Chart and figure data:

* BEGIN *

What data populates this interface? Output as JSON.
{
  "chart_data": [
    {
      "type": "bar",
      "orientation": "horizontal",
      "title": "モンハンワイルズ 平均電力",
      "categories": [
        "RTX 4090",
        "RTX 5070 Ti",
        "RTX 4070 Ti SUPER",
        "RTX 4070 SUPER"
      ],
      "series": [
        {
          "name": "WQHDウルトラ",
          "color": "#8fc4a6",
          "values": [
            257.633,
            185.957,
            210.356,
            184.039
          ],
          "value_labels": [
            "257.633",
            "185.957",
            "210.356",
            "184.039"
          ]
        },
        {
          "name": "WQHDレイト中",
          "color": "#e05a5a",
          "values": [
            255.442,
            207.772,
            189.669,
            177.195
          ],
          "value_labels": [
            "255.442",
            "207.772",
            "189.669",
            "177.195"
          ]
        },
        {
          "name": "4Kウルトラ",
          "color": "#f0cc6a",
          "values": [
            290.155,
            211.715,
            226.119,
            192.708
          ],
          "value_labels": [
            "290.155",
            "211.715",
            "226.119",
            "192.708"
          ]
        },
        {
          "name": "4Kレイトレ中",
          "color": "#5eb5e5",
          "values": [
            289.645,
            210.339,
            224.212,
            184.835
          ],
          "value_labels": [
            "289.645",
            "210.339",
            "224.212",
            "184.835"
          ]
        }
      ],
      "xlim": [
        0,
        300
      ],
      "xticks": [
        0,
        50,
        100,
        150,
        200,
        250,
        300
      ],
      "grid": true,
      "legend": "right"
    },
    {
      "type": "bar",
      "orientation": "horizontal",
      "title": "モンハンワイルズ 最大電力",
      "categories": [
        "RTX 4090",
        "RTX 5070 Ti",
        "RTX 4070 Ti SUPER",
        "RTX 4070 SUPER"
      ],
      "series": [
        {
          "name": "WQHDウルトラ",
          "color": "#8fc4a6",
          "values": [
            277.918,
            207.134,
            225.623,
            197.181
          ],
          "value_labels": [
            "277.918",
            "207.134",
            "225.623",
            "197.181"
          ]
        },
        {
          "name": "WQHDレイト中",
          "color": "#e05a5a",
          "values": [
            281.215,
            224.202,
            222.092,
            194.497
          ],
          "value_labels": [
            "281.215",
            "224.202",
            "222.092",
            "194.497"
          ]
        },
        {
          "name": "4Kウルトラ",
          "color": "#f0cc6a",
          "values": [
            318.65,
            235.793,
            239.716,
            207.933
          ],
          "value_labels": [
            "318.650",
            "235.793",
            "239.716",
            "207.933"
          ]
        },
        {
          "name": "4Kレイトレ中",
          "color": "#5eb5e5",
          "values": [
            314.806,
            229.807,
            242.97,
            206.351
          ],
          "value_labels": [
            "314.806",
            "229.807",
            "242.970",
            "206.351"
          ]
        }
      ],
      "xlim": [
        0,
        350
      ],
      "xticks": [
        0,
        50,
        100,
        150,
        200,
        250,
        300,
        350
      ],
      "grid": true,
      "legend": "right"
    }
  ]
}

* END *

→ **What is being asked**: Repeat every line of the records above exactly.

→ **Complete response**:
What data populates this interface? Output as JSON.
{
  "chart_data": [
    {
      "type": "bar",
      "orientation": "horizontal",
      "title": "モンハンワイルズ 平均電力",
      "categories": [
        "RTX 4090",
        "RTX 5070 Ti",
        "RTX 4070 Ti SUPER",
        "RTX 4070 SUPER"
      ],
      "series": [
        {
          "name": "WQHDウルトラ",
          "color": "#8fc4a6",
          "values": [
            257.633,
            185.957,
            210.356,
            184.039
          ],
          "value_labels": [
            "257.633",
            "185.957",
            "210.356",
            "184.039"
          ]
        },
        {
          "name": "WQHDレイト中",
          "color": "#e05a5a",
          "values": [
            255.442,
            207.772,
            189.669,
            177.195
          ],
          "value_labels": [
            "255.442",
            "207.772",
            "189.669",
            "177.195"
          ]
        },
        {
          "name": "4Kウルトラ",
          "color": "#f0cc6a",
          "values": [
            290.155,
            211.715,
            226.119,
            192.708
          ],
          "value_labels": [
            "290.155",
            "211.715",
            "226.119",
            "192.708"
          ]
        },
        {
          "name": "4Kレイトレ中",
          "color": "#5eb5e5",
          "values": [
            289.645,
            210.339,
            224.212,
            184.835
          ],
          "value_labels": [
            "289.645",
            "210.339",
            "224.212",
            "184.835"
          ]
        }
      ],
      "xlim": [
        0,
        300
      ],
      "xticks": [
        0,
        50,
        100,
        150,
        200,
        250,
        300
      ],
      "grid": true,
      "legend": "right"
    },
    {
      "type": "bar",
      "orientation": "horizontal",
      "title": "モンハンワイルズ 最大電力",
      "categories": [
        "RTX 4090",
        "RTX 5070 Ti",
        "RTX 4070 Ti SUPER",
        "RTX 4070 SUPER"
      ],
      "series": [
        {
          "name": "WQHDウルトラ",
          "color": "#8fc4a6",
          "values": [
            277.918,
            207.134,
            225.623,
            197.181
          ],
          "value_labels": [
            "277.918",
            "207.134",
            "225.623",
            "197.181"
          ]
        },
        {
          "name": "WQHDレイト中",
          "color": "#e05a5a",
          "values": [
            281.215,
            224.202,
            222.092,
            194.497
          ],
          "value_labels": [
            "281.215",
            "224.202",
            "222.092",
            "194.497"
          ]
        },
        {
          "name": "4Kウルトラ",
          "color": "#f0cc6a",
          "values": [
            318.65,
            235.793,
            239.716,
            207.933
          ],
          "value_labels": [
            "318.650",
            "235.793",
            "239.716",
            "207.933"
          ]
        },
        {
          "name": "4Kレイトレ中",
          "color": "#5eb5e5",
          "values": [
            314.806,
            229.807,
            242.97,
            206.351
          ],
          "value_labels": [
            "314.806",
            "229.807",
            "242.970",
            "206.351"
          ]
        }
      ],
      "xlim": [
        0,
        350
      ],
      "xticks": [
        0,
        50,
        100,
        150,
        200,
        250,
        300,
        350
      ],
      "grid": true,
      "legend": "right"
    }
  ]
}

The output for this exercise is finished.